## Problem to solve
State the number of lines in the material below that have "variance" in them, without any other text.

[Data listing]

▶

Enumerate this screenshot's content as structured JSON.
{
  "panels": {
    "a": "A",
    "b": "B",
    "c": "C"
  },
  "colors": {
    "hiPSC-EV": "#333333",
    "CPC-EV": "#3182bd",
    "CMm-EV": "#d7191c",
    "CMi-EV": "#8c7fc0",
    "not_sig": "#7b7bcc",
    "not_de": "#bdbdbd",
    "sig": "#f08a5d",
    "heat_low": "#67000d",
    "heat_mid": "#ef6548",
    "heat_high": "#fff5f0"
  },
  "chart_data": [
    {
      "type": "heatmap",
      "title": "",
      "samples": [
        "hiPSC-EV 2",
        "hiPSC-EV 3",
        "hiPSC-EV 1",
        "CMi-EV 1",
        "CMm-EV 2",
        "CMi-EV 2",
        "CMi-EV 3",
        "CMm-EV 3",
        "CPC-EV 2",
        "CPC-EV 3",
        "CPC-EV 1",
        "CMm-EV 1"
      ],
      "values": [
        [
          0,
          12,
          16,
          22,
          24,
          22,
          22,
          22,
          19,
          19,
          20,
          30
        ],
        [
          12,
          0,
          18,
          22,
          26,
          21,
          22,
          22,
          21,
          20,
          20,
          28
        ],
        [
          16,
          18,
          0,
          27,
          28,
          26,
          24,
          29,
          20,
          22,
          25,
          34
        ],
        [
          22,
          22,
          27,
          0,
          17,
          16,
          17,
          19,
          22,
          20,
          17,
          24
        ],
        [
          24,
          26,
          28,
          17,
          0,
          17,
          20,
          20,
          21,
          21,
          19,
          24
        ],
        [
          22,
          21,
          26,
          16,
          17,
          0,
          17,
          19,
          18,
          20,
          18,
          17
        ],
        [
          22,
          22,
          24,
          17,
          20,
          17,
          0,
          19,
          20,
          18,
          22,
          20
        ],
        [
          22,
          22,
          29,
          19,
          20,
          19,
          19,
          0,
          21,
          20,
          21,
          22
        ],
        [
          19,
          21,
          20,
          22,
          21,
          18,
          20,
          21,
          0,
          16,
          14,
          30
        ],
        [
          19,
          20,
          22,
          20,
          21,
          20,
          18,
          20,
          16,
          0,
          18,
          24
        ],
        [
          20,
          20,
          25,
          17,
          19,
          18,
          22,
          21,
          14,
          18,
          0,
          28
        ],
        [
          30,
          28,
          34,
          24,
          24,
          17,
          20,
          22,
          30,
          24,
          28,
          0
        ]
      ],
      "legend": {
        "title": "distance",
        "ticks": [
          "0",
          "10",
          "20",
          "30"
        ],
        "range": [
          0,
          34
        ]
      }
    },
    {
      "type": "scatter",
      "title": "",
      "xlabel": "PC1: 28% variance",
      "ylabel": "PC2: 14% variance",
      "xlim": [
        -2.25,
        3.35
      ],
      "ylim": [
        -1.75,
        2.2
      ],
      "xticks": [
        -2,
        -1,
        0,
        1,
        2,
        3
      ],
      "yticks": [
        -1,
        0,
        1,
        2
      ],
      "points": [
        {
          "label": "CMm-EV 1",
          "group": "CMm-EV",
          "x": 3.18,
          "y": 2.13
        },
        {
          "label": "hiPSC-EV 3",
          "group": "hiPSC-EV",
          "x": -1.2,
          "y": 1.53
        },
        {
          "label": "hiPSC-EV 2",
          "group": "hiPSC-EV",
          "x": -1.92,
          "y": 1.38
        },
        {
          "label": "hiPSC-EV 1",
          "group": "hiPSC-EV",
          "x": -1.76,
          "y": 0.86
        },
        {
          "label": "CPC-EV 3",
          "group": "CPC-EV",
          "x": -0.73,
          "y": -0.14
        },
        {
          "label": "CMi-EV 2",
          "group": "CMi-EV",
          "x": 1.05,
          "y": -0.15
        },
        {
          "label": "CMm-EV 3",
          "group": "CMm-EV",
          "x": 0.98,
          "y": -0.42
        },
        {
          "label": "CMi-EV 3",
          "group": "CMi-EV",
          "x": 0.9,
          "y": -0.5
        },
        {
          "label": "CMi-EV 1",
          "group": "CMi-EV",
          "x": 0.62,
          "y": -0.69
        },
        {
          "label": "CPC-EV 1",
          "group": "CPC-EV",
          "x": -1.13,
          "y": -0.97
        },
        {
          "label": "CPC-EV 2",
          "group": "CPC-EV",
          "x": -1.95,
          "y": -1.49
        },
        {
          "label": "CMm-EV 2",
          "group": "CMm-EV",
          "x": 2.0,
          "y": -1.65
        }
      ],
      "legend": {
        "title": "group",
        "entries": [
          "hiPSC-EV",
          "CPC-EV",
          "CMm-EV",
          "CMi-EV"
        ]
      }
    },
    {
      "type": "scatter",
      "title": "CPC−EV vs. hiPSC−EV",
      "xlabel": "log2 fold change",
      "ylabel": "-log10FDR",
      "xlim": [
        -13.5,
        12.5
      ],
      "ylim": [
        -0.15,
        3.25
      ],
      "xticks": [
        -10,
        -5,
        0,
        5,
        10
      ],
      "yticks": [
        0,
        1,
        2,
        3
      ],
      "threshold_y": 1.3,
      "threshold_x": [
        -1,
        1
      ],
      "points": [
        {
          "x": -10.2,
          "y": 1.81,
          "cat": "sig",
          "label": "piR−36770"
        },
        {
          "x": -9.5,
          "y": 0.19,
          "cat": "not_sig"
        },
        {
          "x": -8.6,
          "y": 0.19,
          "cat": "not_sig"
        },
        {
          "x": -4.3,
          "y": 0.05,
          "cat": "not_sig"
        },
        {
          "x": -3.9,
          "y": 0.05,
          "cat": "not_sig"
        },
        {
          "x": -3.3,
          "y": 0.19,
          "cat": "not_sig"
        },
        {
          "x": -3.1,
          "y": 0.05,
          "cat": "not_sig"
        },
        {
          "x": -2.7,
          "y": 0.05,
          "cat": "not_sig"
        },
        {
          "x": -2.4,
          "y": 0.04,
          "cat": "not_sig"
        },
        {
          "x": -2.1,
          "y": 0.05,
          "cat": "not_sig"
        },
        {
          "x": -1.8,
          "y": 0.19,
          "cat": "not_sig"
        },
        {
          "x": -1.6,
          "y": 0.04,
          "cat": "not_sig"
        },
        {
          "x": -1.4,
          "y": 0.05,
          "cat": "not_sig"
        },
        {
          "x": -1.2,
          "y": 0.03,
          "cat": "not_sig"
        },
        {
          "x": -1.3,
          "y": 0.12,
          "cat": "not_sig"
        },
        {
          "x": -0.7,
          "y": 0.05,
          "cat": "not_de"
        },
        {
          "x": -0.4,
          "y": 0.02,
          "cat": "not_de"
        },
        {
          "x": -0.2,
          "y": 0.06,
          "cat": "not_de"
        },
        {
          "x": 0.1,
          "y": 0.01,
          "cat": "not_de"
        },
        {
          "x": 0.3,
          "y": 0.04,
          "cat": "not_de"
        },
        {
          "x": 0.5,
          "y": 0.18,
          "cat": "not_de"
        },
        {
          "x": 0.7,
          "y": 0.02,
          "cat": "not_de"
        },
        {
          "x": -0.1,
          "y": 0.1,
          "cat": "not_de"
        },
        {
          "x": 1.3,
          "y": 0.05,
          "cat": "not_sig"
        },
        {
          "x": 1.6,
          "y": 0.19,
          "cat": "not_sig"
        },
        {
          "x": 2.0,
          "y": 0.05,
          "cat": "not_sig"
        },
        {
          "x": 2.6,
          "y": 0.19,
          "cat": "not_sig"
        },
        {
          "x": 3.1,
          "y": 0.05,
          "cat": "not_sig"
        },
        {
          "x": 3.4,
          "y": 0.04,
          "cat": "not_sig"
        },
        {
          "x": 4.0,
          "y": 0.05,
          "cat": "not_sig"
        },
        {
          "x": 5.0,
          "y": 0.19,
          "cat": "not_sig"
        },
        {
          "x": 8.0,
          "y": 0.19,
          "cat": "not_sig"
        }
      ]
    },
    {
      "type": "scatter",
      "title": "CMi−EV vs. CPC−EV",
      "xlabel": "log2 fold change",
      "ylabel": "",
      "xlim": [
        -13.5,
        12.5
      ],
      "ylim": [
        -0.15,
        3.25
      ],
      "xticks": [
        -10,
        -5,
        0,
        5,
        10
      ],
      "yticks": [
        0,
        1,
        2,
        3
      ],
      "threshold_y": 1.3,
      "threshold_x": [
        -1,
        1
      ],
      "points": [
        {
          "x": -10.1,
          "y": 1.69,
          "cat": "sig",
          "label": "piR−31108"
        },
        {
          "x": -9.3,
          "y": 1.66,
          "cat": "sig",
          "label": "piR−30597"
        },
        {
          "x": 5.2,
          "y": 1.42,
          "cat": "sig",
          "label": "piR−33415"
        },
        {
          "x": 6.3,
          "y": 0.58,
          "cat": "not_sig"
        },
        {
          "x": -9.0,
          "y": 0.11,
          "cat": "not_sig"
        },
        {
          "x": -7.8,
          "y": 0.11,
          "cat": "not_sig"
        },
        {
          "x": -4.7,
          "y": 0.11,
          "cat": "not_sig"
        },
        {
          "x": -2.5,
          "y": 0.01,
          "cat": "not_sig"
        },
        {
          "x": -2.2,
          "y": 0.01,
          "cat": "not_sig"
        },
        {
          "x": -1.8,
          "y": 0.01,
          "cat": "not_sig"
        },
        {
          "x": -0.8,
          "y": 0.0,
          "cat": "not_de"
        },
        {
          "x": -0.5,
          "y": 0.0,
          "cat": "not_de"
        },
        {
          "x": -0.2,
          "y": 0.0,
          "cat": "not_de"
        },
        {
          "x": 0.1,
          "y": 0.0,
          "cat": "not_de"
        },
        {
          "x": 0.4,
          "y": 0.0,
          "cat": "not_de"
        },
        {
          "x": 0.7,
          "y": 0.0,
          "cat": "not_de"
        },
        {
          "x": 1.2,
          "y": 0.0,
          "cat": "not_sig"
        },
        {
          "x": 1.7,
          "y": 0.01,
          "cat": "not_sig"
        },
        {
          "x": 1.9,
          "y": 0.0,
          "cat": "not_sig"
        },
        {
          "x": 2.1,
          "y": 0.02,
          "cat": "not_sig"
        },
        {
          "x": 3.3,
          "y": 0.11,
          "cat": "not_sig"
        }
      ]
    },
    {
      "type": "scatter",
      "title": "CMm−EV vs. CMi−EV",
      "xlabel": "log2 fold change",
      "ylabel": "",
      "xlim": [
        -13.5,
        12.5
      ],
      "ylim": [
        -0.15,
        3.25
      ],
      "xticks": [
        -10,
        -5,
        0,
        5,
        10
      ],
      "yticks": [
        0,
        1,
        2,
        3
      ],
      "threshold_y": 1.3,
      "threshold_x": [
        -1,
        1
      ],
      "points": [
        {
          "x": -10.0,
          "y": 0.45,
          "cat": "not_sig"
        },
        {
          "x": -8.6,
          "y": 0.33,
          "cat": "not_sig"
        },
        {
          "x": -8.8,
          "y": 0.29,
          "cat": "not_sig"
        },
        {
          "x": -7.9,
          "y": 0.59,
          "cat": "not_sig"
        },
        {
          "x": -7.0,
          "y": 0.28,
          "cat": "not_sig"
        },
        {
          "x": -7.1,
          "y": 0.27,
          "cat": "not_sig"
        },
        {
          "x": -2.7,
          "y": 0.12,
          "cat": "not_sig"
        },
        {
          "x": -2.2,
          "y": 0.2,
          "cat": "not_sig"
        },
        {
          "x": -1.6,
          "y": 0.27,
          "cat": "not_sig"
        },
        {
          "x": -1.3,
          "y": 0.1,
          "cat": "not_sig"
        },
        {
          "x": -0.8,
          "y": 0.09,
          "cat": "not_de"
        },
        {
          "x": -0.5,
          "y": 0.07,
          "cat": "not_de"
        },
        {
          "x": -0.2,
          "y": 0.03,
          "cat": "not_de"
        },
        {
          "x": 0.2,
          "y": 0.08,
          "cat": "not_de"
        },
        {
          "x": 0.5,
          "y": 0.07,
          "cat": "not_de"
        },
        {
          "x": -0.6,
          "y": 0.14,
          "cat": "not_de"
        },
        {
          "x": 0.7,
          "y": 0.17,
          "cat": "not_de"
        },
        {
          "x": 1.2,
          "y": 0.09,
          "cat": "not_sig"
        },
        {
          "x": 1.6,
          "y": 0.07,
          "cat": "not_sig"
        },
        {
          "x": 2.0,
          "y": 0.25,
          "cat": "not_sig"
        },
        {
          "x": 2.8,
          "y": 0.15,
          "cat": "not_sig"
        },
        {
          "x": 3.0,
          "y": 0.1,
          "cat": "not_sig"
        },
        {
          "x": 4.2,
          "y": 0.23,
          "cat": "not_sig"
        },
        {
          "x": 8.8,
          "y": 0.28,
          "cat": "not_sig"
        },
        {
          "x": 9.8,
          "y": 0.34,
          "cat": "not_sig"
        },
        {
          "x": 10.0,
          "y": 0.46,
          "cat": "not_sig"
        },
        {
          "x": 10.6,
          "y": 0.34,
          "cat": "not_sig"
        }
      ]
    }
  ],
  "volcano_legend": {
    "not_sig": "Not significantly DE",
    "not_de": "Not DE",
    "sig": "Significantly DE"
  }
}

◀

## Solution to the problem
2